[Data records]
----
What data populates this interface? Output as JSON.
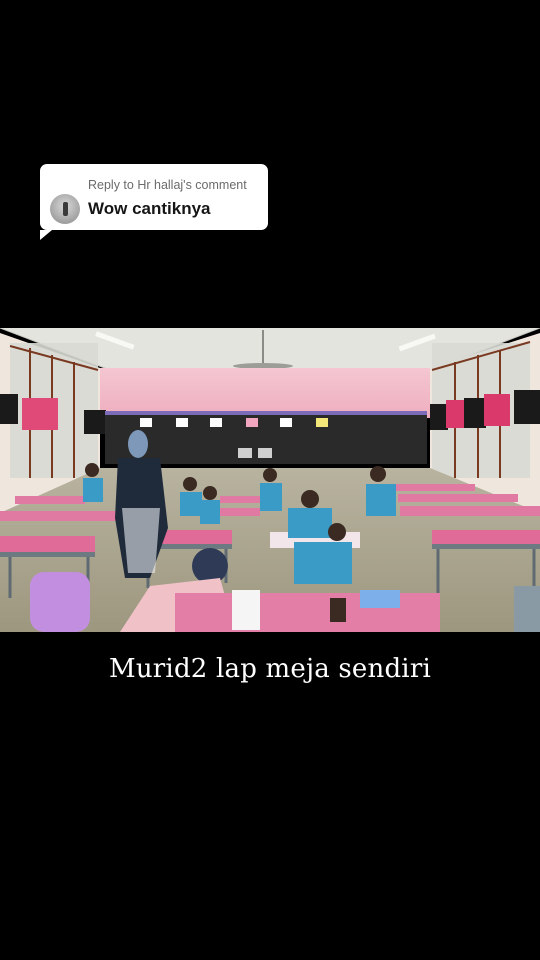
{
  "reply": {
    "header": "Reply to Hr hallaj's comment",
    "comment": "Wow cantiknya"
  },
  "caption": "Murid2 lap meja sendiri",
  "colors": {
    "background": "#000000",
    "card": "#ffffff",
    "wall_pink": "#f2b9c8",
    "desk_pink": "#e37fa6",
    "uniform_blue": "#3a9bc6"
  },
  "icons": {
    "avatar": "commenter-avatar-icon"
  }
}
----
§ **WORK TO COMPLETE**
Leave out the pictures and copy the rest of the material above exactly.

§ **EXERCISE OUTPUT**
What data populates this interface? Output as JSON.
{
  "reply": {
    "header": "Reply to Hr hallaj's comment",
    "comment": "Wow cantiknya"
  },
  "caption": "Murid2 lap meja sendiri",
  "colors": {
    "background": "#000000",
    "card": "#ffffff",
    "wall_pink": "#f2b9c8",
    "desk_pink": "#e37fa6",
    "uniform_blue": "#3a9bc6"
  },
  "icons": {
    "avatar": "commenter-avatar-icon"
  }
}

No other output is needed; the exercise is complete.